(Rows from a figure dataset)
....
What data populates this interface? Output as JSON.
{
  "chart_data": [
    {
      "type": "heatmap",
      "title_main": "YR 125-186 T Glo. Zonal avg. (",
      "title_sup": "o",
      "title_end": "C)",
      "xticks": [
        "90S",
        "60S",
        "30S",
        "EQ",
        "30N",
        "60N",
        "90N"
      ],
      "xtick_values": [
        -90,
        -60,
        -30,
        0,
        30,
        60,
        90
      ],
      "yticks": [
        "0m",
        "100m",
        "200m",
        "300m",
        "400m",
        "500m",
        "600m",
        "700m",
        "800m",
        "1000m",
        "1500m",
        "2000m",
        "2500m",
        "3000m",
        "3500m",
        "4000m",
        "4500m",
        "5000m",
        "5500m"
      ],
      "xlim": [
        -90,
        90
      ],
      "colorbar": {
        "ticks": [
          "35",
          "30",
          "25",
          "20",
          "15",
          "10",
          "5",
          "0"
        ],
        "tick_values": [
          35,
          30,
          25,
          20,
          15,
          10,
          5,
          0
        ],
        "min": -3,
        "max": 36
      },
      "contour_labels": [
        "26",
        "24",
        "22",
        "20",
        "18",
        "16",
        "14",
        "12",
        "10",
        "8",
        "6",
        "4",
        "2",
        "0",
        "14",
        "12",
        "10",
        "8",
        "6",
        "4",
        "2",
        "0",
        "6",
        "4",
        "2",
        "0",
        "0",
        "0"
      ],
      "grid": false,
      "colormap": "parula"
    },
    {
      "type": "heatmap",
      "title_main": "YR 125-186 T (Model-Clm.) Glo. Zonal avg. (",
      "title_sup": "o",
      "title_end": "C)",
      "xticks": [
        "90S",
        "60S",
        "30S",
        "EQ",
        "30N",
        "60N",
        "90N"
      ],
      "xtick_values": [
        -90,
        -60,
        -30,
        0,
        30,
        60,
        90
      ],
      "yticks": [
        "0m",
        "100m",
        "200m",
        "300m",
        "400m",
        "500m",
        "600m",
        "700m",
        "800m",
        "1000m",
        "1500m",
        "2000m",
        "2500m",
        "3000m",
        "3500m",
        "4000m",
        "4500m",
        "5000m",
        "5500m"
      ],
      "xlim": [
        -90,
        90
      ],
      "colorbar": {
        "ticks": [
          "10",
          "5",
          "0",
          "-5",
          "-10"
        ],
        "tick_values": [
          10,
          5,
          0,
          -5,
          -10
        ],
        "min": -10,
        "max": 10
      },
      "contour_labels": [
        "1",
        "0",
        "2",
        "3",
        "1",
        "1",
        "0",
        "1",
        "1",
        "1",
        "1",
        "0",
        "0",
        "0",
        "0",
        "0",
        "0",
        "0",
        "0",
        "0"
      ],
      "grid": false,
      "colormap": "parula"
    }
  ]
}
....
- **Written task**
Nothing should be left out: repeat all of the data exactly.

- **Answer to the problem**
What data populates this interface? Output as JSON.
{
  "chart_data": [
    {
      "type": "heatmap",
      "title_main": "YR 125-186 T Glo. Zonal avg. (",
      "title_sup": "o",
      "title_end": "C)",
      "xticks": [
        "90S",
        "60S",
        "30S",
        "EQ",
        "30N",
        "60N",
        "90N"
      ],
      "xtick_values": [
        -90,
        -60,
        -30,
        0,
        30,
        60,
        90
      ],
      "yticks": [
        "0m",
        "100m",
        "200m",
        "300m",
        "400m",
        "500m",
        "600m",
        "700m",
        "800m",
        "1000m",
        "1500m",
        "2000m",
        "2500m",
        "3000m",
        "3500m",
        "4000m",
        "4500m",
        "5000m",
        "5500m"
      ],
      "xlim": [
        -90,
        90
      ],
      "colorbar": {
        "ticks": [
          "35",
          "30",
          "25",
          "20",
          "15",
          "10",
          "5",
          "0"
        ],
        "tick_values": [
          35,
          30,
          25,
          20,
          15,
          10,
          5,
          0
        ],
        "min": -3,
        "max": 36
      },
      "contour_labels": [
        "26",
        "24",
        "22",
        "20",
        "18",
        "16",
        "14",
        "12",
        "10",
        "8",
        "6",
        "4",
        "2",
        "0",
        "14",
        "12",
        "10",
        "8",
        "6",
        "4",
        "2",
        "0",
        "6",
        "4",
        "2",
        "0",
        "0",
        "0"
      ],
      "grid": false,
      "colormap": "parula"
    },
    {
      "type": "heatmap",
      "title_main": "YR 125-186 T (Model-Clm.) Glo. Zonal avg. (",
      "title_sup": "o",
      "title_end": "C)",
      "xticks": [
        "90S",
        "60S",
        "30S",
        "EQ",
        "30N",
        "60N",
        "90N"
      ],
      "xtick_values": [
        -90,
        -60,
        -30,
        0,
        30,
        60,
        90
      ],
      "yticks": [
        "0m",
        "100m",
        "200m",
        "300m",
        "400m",
        "500m",
        "600m",
        "700m",
        "800m",
        "1000m",
        "1500m",
        "2000m",
        "2500m",
        "3000m",
        "3500m",
        "4000m",
        "4500m",
        "5000m",
        "5500m"
      ],
      "xlim": [
        -90,
        90
      ],
      "colorbar": {
        "ticks": [
          "10",
          "5",
          "0",
          "-5",
          "-10"
        ],
        "tick_values": [
          10,
          5,
          0,
          -5,
          -10
        ],
        "min": -10,
        "max": 10
      },
      "contour_labels": [
        "1",
        "0",
        "2",
        "3",
        "1",
        "1",
        "0",
        "1",
        "1",
        "1",
        "1",
        "0",
        "0",
        "0",
        "0",
        "0",
        "0",
        "0",
        "0",
        "0"
      ],
      "grid": false,
      "colormap": "parula"
    }
  ]
}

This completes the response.